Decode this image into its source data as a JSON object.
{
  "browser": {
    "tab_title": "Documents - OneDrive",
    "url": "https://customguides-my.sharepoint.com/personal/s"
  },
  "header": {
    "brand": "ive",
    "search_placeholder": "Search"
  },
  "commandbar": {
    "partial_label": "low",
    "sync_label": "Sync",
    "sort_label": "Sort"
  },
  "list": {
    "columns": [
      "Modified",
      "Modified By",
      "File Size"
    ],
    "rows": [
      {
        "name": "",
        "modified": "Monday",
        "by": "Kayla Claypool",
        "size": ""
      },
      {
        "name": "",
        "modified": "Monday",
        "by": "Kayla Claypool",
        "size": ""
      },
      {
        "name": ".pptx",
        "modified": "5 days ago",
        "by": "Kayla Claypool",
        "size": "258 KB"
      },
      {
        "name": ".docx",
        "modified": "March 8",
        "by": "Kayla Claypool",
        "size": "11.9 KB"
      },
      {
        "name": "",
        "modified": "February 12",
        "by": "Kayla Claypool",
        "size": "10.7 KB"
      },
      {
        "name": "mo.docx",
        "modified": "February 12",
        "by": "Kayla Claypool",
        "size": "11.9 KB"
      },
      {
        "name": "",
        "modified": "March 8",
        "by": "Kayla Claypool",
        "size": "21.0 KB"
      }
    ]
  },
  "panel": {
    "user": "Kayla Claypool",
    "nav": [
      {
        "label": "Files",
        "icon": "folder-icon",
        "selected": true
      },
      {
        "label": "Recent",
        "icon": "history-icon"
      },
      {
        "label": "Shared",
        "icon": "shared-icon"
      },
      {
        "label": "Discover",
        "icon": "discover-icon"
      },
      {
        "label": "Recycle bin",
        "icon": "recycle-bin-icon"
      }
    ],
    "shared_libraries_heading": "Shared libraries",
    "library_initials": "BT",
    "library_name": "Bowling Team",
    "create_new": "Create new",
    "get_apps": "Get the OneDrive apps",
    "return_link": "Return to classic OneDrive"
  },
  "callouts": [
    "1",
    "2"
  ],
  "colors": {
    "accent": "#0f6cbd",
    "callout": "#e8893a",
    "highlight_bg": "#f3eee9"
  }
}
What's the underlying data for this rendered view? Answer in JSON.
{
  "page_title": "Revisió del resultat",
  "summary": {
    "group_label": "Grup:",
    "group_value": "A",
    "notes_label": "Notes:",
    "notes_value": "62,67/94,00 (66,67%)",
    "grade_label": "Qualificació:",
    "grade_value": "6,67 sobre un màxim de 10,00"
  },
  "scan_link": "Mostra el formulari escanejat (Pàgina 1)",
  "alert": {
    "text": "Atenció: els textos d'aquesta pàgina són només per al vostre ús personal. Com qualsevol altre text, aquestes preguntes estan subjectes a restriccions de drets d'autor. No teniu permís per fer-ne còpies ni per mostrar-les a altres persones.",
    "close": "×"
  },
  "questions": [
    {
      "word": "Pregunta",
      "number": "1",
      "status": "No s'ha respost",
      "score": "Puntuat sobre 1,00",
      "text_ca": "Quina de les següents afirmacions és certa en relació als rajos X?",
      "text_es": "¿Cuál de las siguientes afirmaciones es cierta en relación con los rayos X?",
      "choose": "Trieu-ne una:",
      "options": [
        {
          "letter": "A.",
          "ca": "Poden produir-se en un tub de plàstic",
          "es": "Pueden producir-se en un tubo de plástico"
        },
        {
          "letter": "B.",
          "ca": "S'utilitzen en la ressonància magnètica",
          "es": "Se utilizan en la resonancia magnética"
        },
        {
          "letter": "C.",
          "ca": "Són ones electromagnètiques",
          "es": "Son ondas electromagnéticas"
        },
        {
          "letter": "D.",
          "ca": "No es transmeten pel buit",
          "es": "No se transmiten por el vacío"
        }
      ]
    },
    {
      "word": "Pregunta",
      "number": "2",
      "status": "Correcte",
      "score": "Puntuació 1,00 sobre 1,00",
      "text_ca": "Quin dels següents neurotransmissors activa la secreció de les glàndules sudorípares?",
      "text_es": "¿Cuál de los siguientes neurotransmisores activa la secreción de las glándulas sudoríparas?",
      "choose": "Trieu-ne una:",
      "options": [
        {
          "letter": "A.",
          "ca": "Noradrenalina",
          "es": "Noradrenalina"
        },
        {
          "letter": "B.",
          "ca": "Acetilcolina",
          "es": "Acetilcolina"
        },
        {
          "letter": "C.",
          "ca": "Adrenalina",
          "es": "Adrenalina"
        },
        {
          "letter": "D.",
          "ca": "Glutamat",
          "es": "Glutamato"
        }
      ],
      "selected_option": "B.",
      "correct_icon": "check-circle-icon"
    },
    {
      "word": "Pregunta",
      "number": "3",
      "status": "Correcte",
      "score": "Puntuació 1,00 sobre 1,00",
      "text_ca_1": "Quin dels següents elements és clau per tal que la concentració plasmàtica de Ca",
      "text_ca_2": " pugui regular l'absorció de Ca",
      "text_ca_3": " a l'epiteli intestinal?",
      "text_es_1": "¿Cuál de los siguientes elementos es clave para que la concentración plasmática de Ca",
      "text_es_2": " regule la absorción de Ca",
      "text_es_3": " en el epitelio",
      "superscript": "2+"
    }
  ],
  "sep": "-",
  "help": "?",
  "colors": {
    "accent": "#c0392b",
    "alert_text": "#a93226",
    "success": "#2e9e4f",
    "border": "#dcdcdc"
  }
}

* EXERCISE *
Lines in the records that hold the word "data" are to be counted; give only the total.

* SOLUTION *
2